Go through the records and extract every line with the word "name".

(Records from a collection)
────

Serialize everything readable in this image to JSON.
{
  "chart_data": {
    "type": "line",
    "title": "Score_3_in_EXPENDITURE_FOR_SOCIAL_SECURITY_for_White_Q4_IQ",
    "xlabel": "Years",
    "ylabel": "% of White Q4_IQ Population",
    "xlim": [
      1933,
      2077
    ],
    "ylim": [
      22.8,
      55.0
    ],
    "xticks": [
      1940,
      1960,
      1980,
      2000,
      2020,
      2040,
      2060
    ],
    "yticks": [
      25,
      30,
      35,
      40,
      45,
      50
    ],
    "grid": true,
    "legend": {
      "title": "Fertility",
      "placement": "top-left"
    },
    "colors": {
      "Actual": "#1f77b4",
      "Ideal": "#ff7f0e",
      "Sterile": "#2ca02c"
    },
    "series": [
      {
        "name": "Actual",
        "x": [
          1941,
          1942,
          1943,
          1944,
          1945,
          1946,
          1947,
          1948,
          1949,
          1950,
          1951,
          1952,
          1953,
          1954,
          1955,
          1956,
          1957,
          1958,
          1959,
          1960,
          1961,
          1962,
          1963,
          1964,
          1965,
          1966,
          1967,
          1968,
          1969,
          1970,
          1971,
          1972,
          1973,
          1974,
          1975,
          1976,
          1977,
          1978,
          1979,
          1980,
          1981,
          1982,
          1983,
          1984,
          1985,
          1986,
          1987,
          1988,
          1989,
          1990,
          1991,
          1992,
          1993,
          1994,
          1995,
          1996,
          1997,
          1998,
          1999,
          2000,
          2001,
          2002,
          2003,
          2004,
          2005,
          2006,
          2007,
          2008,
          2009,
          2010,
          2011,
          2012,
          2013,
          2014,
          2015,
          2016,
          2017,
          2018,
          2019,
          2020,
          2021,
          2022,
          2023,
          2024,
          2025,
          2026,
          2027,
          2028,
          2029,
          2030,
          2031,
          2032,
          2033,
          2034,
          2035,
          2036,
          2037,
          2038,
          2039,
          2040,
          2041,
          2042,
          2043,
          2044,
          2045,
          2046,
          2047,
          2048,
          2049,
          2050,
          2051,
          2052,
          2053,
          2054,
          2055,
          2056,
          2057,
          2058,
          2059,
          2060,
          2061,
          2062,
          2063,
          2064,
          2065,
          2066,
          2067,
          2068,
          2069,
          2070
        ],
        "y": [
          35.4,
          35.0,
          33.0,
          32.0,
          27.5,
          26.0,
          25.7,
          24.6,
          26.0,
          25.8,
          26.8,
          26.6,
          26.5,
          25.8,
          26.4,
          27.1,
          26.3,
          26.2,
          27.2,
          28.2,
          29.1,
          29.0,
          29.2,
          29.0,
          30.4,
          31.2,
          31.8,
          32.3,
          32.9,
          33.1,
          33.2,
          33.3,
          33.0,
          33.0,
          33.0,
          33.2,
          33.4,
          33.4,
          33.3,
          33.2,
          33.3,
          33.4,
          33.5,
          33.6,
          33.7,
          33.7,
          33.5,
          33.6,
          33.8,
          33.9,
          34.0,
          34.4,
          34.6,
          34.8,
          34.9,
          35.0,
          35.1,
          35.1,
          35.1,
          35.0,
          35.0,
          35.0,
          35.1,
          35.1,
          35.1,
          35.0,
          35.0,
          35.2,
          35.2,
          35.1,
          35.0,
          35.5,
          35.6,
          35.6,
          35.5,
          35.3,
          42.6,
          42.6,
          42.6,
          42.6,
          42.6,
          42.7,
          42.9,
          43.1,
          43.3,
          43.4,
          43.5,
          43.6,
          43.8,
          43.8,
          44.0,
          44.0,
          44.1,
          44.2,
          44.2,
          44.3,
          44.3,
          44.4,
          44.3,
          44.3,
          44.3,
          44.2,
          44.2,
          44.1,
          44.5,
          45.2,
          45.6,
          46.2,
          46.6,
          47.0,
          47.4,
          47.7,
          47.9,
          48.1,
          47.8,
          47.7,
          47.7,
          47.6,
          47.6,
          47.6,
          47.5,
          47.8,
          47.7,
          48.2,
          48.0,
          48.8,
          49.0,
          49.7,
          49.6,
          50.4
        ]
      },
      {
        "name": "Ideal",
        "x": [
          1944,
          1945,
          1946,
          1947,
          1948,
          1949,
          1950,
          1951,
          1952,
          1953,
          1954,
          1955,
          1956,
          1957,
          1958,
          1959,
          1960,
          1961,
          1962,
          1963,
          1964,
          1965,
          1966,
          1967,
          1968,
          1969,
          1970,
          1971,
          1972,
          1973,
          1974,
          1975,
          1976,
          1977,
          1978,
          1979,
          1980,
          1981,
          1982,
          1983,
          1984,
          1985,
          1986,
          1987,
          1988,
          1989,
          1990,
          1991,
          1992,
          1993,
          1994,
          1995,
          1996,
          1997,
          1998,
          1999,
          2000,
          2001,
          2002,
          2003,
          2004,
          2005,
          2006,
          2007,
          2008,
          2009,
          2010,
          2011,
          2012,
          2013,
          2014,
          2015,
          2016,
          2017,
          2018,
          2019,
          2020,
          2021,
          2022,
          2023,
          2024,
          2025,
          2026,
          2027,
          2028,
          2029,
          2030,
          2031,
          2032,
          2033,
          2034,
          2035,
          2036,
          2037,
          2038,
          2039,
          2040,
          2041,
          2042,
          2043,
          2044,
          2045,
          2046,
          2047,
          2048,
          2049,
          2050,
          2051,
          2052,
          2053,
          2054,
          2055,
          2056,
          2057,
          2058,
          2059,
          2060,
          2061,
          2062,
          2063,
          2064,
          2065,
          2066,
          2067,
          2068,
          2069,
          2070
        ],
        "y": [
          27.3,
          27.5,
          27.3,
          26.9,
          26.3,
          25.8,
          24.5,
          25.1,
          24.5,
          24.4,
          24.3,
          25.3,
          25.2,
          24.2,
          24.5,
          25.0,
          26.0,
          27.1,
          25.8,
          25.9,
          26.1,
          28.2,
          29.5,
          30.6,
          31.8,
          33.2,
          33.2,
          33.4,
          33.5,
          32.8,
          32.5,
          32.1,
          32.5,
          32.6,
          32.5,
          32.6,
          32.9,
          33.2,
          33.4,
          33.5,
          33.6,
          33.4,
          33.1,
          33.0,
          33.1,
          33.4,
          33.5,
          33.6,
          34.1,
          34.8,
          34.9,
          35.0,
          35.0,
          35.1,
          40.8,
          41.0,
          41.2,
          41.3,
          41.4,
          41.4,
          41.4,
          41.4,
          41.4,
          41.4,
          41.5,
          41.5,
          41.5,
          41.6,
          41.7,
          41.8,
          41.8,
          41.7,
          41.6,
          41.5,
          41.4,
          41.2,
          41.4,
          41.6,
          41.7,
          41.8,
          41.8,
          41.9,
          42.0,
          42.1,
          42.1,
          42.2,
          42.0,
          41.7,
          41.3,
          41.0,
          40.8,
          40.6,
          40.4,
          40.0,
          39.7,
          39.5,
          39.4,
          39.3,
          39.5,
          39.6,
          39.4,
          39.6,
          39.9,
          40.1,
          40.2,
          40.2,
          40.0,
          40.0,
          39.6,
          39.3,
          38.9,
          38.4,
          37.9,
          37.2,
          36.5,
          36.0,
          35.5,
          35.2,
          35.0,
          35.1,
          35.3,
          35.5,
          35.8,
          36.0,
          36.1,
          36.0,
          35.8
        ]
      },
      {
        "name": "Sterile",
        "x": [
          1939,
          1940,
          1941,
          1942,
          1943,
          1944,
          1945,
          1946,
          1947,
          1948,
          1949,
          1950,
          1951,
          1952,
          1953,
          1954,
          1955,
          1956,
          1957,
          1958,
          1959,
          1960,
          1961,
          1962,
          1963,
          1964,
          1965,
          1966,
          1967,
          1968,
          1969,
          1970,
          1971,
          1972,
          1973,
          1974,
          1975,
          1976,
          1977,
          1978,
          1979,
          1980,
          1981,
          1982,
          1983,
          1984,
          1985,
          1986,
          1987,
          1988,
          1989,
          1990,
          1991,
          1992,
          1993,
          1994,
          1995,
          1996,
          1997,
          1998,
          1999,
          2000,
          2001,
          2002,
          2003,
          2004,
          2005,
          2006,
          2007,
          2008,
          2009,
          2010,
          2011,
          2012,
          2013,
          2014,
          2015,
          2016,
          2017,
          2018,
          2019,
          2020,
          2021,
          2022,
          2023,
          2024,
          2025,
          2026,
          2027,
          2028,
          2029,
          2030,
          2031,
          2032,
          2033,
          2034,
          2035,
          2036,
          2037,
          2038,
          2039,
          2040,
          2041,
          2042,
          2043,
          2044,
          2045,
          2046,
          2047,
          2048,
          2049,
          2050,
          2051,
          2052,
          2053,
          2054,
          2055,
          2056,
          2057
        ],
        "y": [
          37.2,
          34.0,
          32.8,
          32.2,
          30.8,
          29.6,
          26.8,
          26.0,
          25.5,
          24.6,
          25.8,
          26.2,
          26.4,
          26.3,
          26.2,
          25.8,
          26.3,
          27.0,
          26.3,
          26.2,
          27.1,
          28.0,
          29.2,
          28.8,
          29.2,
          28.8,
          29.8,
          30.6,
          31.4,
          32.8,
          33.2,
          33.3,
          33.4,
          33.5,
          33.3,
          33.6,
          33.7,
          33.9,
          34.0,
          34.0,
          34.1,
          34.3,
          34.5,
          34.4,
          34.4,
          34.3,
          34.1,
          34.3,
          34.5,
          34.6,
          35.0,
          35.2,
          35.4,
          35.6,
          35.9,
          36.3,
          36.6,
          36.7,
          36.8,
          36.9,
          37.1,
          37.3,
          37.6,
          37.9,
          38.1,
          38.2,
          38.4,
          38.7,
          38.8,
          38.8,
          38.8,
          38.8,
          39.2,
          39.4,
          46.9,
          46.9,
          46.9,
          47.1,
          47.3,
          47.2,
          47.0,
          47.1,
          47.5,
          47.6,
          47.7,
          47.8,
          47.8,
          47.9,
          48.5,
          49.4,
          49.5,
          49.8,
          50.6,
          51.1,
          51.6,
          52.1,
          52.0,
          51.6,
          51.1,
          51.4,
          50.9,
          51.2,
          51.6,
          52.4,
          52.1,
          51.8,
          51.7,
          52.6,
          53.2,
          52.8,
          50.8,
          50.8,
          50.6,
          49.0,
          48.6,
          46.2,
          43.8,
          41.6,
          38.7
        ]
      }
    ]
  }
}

────

Completed exercise:
        "name": "Actual",
        "name": "Ideal",
        "name": "Sterile",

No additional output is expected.